*Exercise:* Please show all lines of the records that include "ELISA".

(Figure collection entries)
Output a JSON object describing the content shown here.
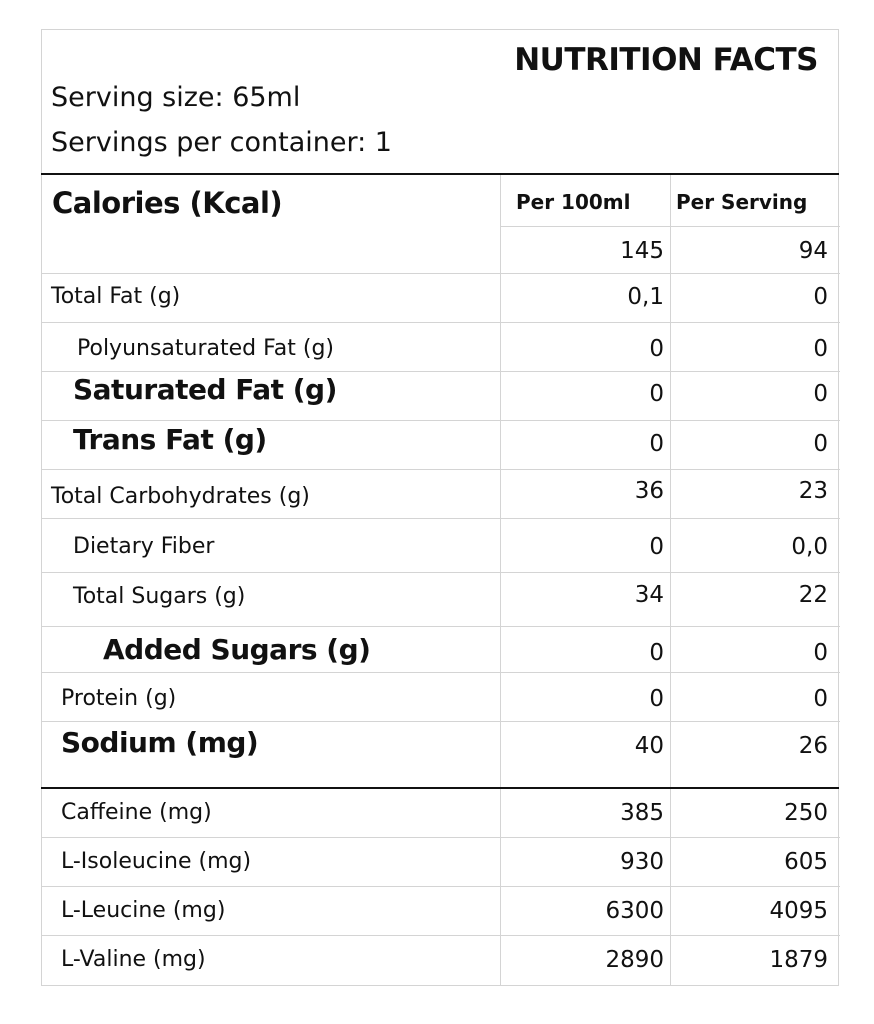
{
  "title": "NUTRITION FACTS",
  "serving_size": "Serving size: 65ml",
  "servings_per_container": "Servings per container: 1",
  "calories_label": "Calories (Kcal)",
  "columns": {
    "per100": "Per 100ml",
    "per_serving": "Per Serving"
  },
  "calories": {
    "per100": "145",
    "per_serving": "94"
  },
  "rows": [
    {
      "name": "Total Fat (g)",
      "per100": "0,1",
      "per_serving": "0"
    },
    {
      "name": "Polyunsaturated Fat (g)",
      "per100": "0",
      "per_serving": "0"
    },
    {
      "name": "Saturated Fat (g)",
      "per100": "0",
      "per_serving": "0"
    },
    {
      "name": "Trans Fat (g)",
      "per100": "0",
      "per_serving": "0"
    },
    {
      "name": "Total Carbohydrates (g)",
      "per100": "36",
      "per_serving": "23"
    },
    {
      "name": "Dietary Fiber",
      "per100": "0",
      "per_serving": "0,0"
    },
    {
      "name": "Total Sugars (g)",
      "per100": "34",
      "per_serving": "22"
    },
    {
      "name": "Added Sugars (g)",
      "per100": "0",
      "per_serving": "0"
    },
    {
      "name": "Protein (g)",
      "per100": "0",
      "per_serving": "0"
    },
    {
      "name": "Sodium (mg)",
      "per100": "40",
      "per_serving": "26"
    }
  ],
  "extras": [
    {
      "name": "Caffeine (mg)",
      "per100": "385",
      "per_serving": "250"
    },
    {
      "name": "L-Isoleucine (mg)",
      "per100": "930",
      "per_serving": "605"
    },
    {
      "name": "L-Leucine (mg)",
      "per100": "6300",
      "per_serving": "4095"
    },
    {
      "name": "L-Valine (mg)",
      "per100": "2890",
      "per_serving": "1879"
    }
  ]
}
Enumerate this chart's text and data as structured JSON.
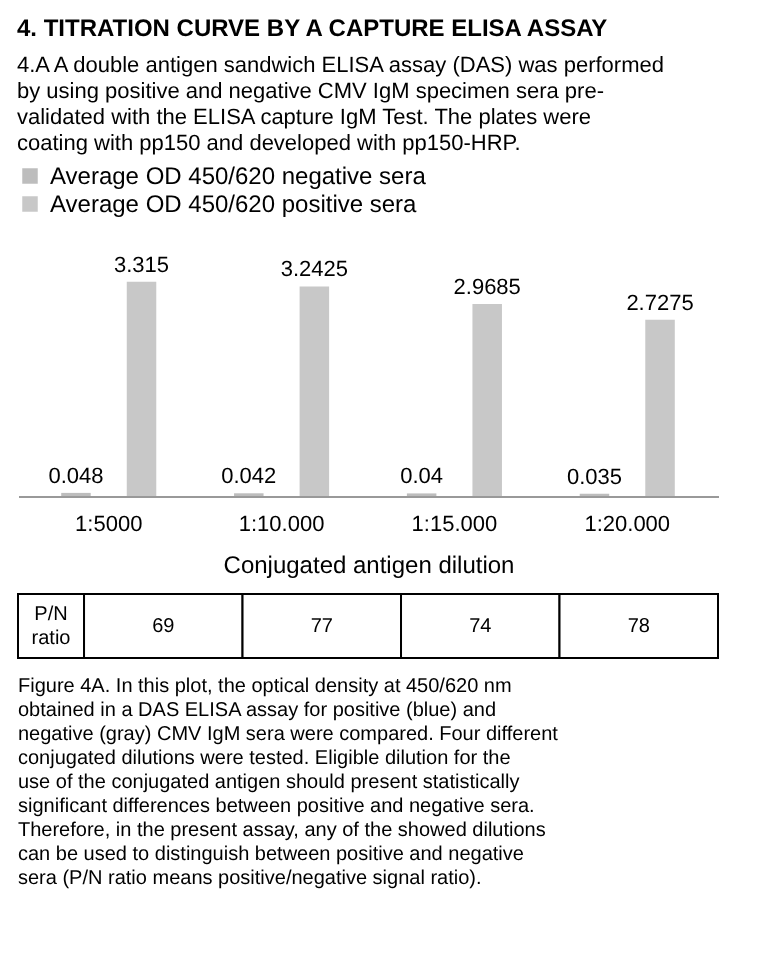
{
  "chart_data": {
    "type": "bar",
    "title": "4.  TITRATION CURVE BY A CAPTURE ELISA ASSAY",
    "subtitle": "4.A A double antigen sandwich ELISA assay (DAS) was performed by using positive and negative CMV IgM specimen sera pre-validated with the ELISA capture IgM Test. The plates were coating with pp150 and developed with pp150-HRP.",
    "categories": [
      "1:5000",
      "1:10.000",
      "1:15.000",
      "1:20.000"
    ],
    "series": [
      {
        "name": "Average OD 450/620 negative sera",
        "color": "#bdbdbd",
        "values": [
          0.048,
          0.042,
          0.04,
          0.035
        ]
      },
      {
        "name": "Average OD 450/620 positive sera",
        "color": "#c8c8c8",
        "values": [
          3.315,
          3.2425,
          2.9685,
          2.7275
        ]
      }
    ],
    "xlabel": "Conjugated antigen dilution",
    "legend": "top",
    "data_labels": true,
    "annotations": [
      "P/N ratio",
      "69",
      "77",
      "74",
      "78",
      "Figure 4A. In this plot, the optical density at 450/620 nm obtained in a DAS ELISA assay for positive (blue) and negative (gray) CMV IgM sera were compared. Four different conjugated dilutions were tested. Eligible dilution for the use of the conjugated antigen should present statistically significant differences between positive and negative sera. Therefore, in the present assay, any of the showed dilutions can be used to distinguish between positive and negative sera (P/N ratio means positive/negative signal ratio)."
    ]
  }
}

*Exercise output:*
    "title": "4.  TITRATION CURVE BY A CAPTURE ELISA ASSAY",
    "subtitle": "4.A A double antigen sandwich ELISA assay (DAS) was performed by using positive and negative CMV IgM specimen sera pre-validated with the ELISA capture IgM Test. The plates were coating with pp150 and developed with pp150-HRP.",
      "Figure 4A. In this plot, the optical density at 450/620 nm obtained in a DAS ELISA assay for positive (blue) and negative (gray) CMV IgM sera were compared. Four different conjugated dilutions were tested. Eligible dilution for the use of the conjugated antigen should present statistically significant differences between positive and negative sera. Therefore, in the present assay, any of the showed dilutions can be used to distinguish between positive and negative sera (P/N ratio means positive/negative signal ratio)."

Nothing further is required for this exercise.